*Direction*:
Find each line holding "Difference" and copy it out.

Records about charts and figures:
::::::::

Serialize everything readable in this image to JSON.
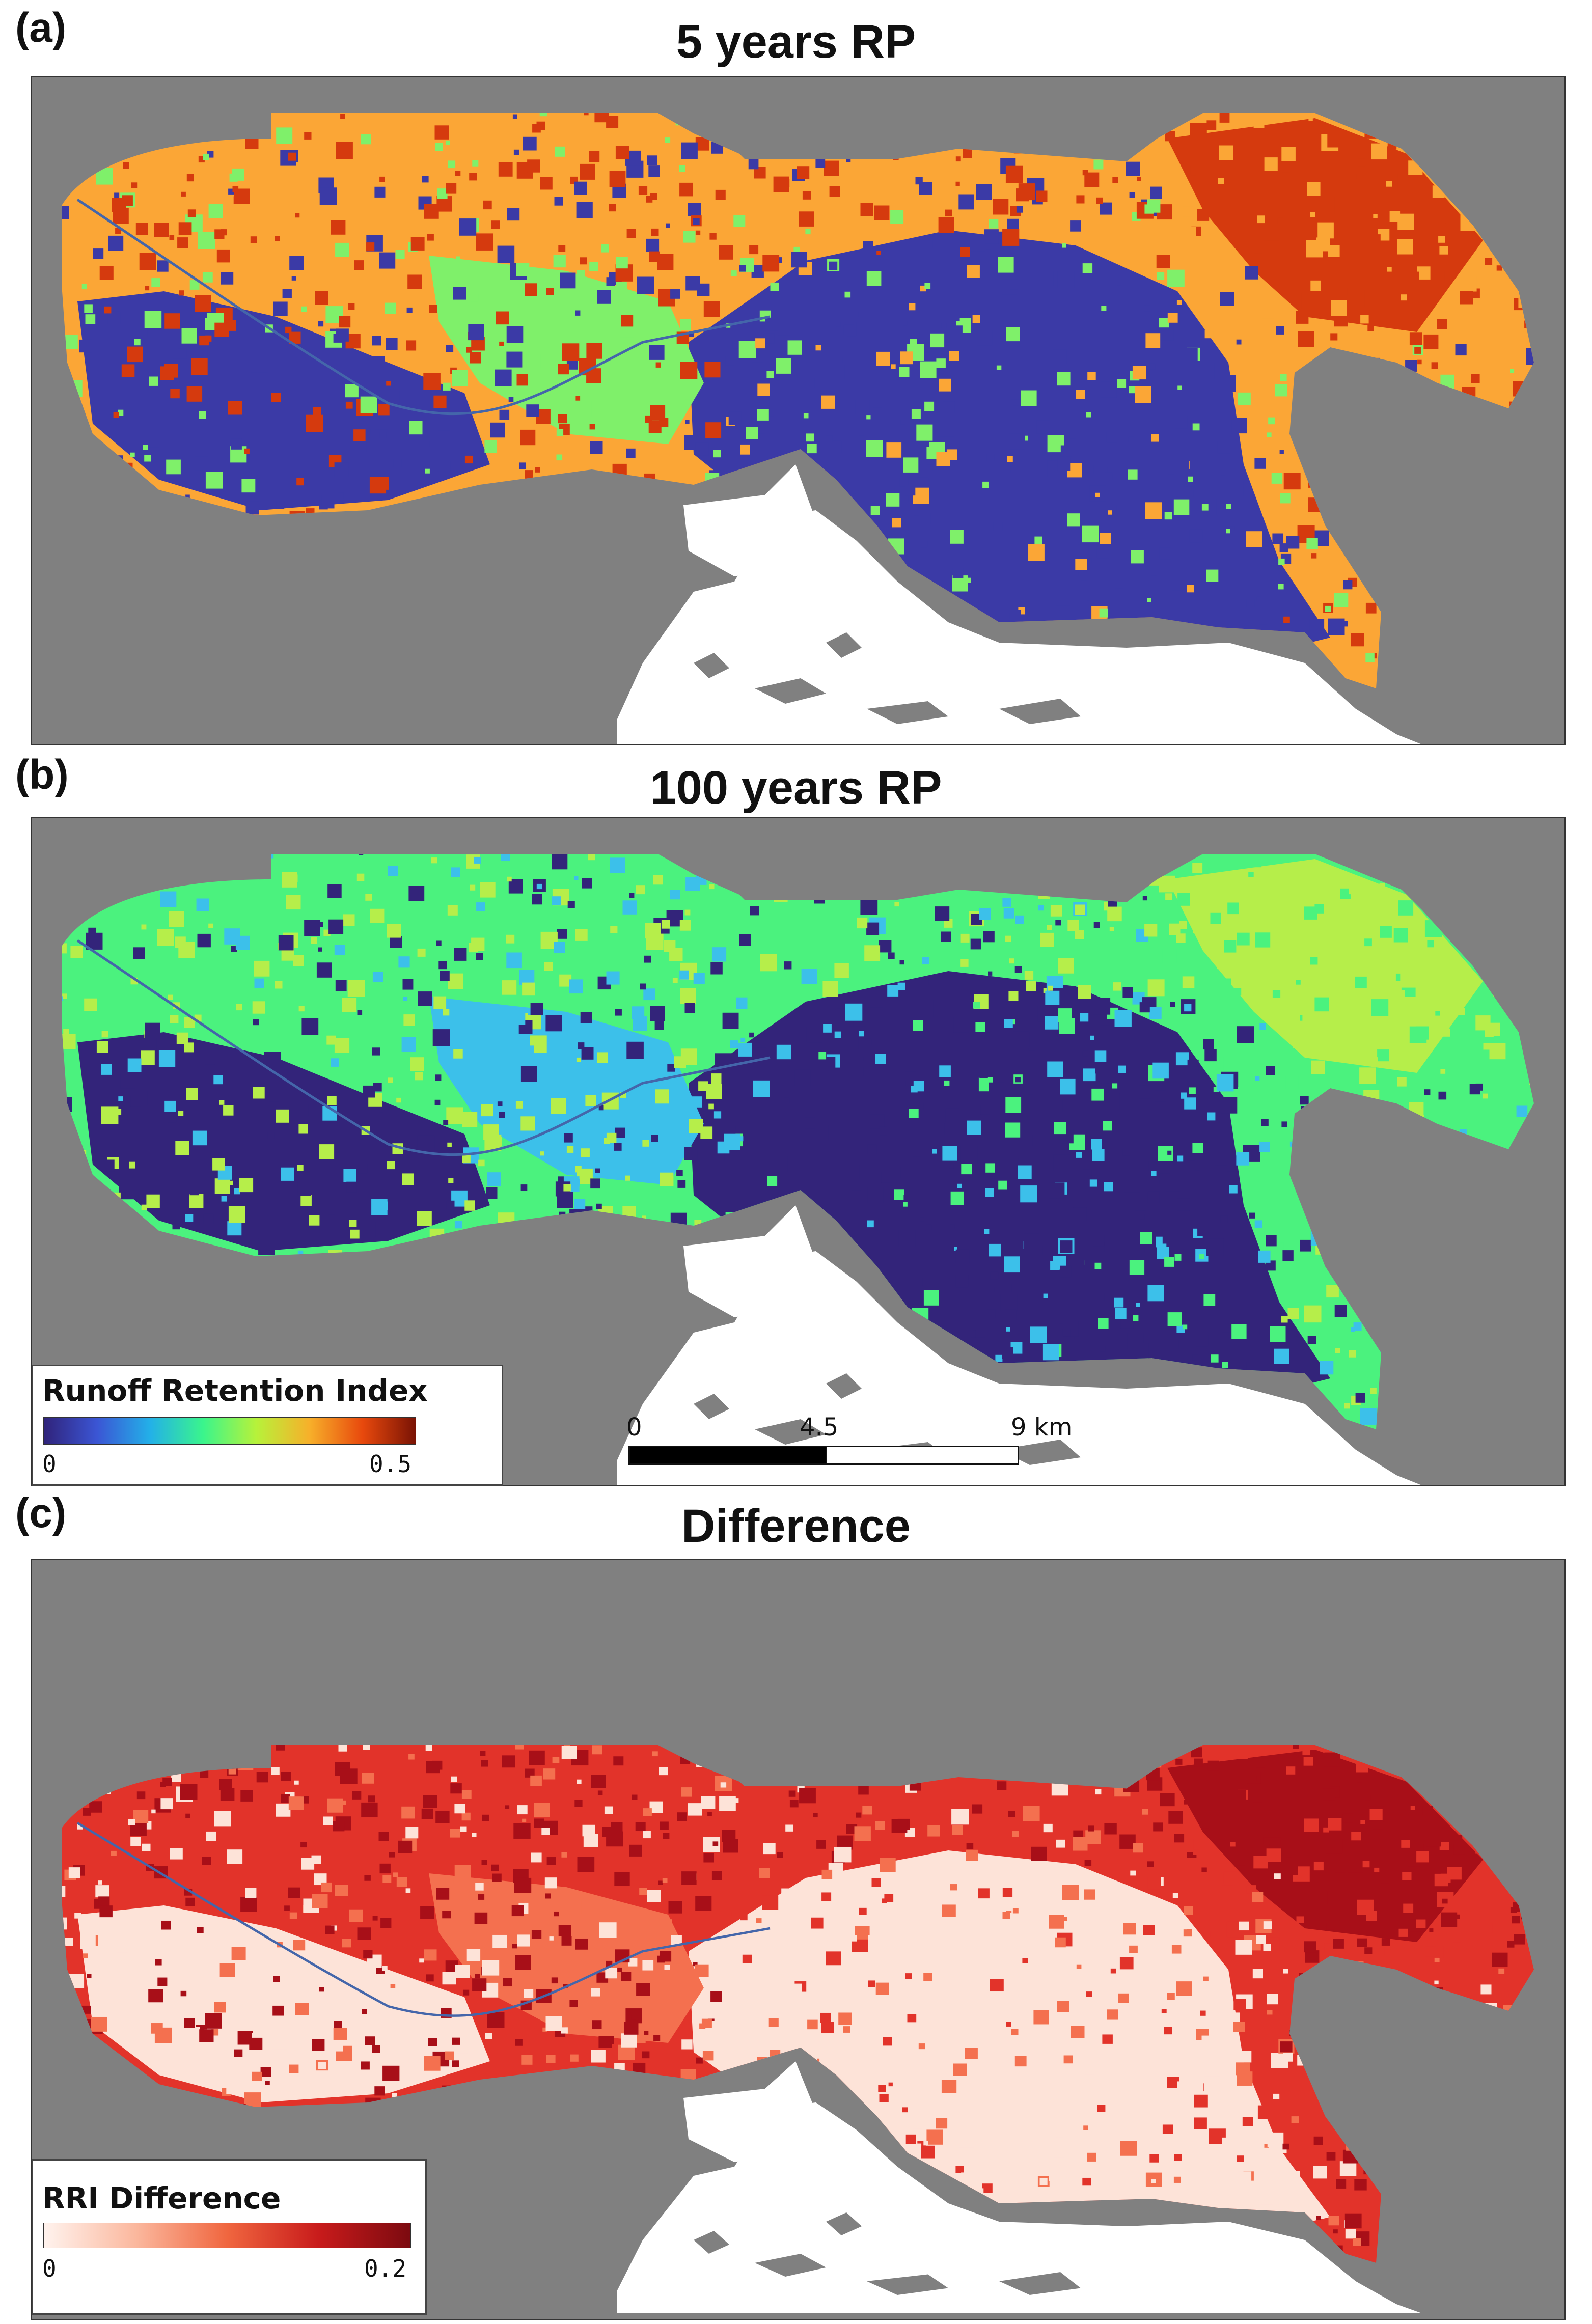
{
  "panels": [
    {
      "letter": "(a)",
      "title": "5 years RP"
    },
    {
      "letter": "(b)",
      "title": "100 years RP"
    },
    {
      "letter": "(c)",
      "title": "Difference"
    }
  ],
  "legend_rri": {
    "title": "Runoff Retention Index",
    "min_label": "0",
    "max_label": "0.5",
    "colormap": [
      "#30237a",
      "#3b55d4",
      "#23b0e8",
      "#3af58c",
      "#b7f23a",
      "#f7b02a",
      "#e8490d",
      "#7a1304"
    ]
  },
  "legend_diff": {
    "title": "RRI Difference",
    "min_label": "0",
    "max_label": "0.2",
    "colormap": [
      "#fff3ee",
      "#fbb89e",
      "#f0663f",
      "#c81b1b",
      "#7c0a10"
    ]
  },
  "scale_bar": {
    "labels": [
      "0",
      "4.5",
      "9 km"
    ]
  },
  "colors": {
    "sea": "#ffffff",
    "land_outside": "#808080",
    "panel_a_main": "#fba636",
    "panel_a_high": "#d53a0e",
    "panel_a_low": "#3b3aa6",
    "panel_a_mid": "#7ff06a",
    "panel_b_main": "#4bf27e",
    "panel_b_high": "#b6ee4a",
    "panel_b_low": "#33247a",
    "panel_b_mid": "#3cc0ea",
    "panel_c_main": "#e2332a",
    "panel_c_high": "#a80f18",
    "panel_c_low": "#fde3d8",
    "panel_c_mid": "#f4704f"
  }
}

::::::::

*Completed exercise*:
      "title": "Difference"
    "title": "RRI Difference",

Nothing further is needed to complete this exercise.